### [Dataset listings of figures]
== == ==

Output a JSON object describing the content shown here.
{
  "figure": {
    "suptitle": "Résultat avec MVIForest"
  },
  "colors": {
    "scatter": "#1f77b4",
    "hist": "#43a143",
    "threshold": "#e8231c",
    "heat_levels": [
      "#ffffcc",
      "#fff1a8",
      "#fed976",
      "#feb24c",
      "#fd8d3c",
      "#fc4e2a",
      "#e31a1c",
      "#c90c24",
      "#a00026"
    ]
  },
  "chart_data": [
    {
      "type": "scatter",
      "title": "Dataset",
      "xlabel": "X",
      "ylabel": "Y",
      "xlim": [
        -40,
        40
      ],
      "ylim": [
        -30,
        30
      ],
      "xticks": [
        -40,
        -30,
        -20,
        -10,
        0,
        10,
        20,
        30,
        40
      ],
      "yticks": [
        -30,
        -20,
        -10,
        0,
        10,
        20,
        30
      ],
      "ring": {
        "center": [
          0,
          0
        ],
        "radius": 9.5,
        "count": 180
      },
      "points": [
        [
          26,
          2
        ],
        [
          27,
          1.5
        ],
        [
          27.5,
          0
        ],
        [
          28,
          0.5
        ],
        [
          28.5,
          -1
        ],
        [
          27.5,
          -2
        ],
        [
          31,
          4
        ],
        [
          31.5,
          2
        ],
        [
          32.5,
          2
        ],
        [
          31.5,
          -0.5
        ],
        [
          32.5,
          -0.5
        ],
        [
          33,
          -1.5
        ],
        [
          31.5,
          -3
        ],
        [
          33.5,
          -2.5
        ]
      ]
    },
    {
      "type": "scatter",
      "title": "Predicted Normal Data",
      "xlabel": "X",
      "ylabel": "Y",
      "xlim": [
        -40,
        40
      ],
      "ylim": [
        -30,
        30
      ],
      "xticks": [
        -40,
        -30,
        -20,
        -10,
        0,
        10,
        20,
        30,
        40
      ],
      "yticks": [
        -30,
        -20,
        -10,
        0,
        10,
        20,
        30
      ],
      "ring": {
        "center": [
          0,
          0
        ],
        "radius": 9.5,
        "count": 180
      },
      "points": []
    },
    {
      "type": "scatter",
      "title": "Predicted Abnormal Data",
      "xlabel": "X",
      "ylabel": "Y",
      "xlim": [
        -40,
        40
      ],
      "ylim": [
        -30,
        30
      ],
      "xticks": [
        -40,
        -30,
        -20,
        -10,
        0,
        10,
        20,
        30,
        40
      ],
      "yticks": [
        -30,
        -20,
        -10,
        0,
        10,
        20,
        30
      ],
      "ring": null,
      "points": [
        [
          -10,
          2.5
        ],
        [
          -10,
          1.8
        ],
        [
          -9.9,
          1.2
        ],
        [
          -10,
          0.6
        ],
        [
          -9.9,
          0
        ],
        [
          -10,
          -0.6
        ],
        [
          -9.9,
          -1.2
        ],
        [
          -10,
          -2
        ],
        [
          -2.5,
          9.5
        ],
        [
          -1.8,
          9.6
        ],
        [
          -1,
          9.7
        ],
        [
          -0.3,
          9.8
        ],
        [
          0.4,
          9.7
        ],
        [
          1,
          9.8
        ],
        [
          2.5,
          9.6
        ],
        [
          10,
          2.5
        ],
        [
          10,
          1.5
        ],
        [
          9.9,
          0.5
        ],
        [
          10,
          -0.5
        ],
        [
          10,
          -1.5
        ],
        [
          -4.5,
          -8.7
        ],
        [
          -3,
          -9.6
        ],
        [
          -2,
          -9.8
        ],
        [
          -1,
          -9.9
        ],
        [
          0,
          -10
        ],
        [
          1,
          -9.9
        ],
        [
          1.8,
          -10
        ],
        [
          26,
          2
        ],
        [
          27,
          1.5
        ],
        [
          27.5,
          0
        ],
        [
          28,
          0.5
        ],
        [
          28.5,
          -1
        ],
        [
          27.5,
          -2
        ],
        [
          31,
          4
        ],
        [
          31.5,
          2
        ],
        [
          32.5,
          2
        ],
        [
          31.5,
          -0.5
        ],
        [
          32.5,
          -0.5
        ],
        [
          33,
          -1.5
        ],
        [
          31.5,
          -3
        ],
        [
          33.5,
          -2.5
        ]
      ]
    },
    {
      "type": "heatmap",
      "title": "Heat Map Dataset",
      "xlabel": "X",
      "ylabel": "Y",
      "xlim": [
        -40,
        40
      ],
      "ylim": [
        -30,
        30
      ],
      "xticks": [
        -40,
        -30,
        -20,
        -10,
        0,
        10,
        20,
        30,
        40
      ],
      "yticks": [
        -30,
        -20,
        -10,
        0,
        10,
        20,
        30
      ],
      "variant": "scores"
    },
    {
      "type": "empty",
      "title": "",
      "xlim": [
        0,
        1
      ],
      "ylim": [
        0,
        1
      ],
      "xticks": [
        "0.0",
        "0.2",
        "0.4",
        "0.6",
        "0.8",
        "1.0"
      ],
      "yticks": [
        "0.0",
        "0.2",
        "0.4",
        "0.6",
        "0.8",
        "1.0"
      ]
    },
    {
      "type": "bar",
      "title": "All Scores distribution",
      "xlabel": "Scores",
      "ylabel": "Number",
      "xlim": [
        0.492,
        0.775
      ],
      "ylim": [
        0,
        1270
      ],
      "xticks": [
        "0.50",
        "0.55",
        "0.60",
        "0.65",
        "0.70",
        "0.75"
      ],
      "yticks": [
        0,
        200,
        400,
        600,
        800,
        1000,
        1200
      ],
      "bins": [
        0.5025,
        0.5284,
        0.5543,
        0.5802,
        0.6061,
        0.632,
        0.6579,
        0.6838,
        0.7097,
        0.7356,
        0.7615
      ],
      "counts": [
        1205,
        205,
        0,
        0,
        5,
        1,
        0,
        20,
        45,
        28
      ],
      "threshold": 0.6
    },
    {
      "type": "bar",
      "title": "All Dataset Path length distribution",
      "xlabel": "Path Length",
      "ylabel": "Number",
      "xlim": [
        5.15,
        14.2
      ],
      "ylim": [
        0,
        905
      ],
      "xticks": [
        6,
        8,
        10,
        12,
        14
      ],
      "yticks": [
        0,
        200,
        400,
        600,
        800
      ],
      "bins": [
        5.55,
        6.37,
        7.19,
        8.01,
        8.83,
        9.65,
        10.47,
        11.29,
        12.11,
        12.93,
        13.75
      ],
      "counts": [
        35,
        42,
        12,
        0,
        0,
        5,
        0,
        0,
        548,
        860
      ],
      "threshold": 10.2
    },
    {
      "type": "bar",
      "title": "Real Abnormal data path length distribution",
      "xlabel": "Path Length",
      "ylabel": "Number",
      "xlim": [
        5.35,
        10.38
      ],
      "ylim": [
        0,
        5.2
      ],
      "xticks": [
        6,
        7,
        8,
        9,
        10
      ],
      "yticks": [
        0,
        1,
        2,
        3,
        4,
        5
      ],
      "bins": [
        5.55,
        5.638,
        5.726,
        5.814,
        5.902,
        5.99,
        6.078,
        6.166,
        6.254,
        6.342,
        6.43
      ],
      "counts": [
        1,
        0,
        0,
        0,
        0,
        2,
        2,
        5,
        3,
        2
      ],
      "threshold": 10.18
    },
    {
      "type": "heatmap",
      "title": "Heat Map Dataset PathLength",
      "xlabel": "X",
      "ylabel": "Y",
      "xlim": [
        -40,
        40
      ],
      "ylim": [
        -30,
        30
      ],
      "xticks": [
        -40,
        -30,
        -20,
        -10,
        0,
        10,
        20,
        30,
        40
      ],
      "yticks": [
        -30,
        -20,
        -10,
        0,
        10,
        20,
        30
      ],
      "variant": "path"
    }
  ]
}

== == ==

### [Task brief]
Find every line that has "Predicted" in it, then return those lines.

### [Finished task]
      "title": "Predicted Normal Data",
      "title": "Predicted Abnormal Data",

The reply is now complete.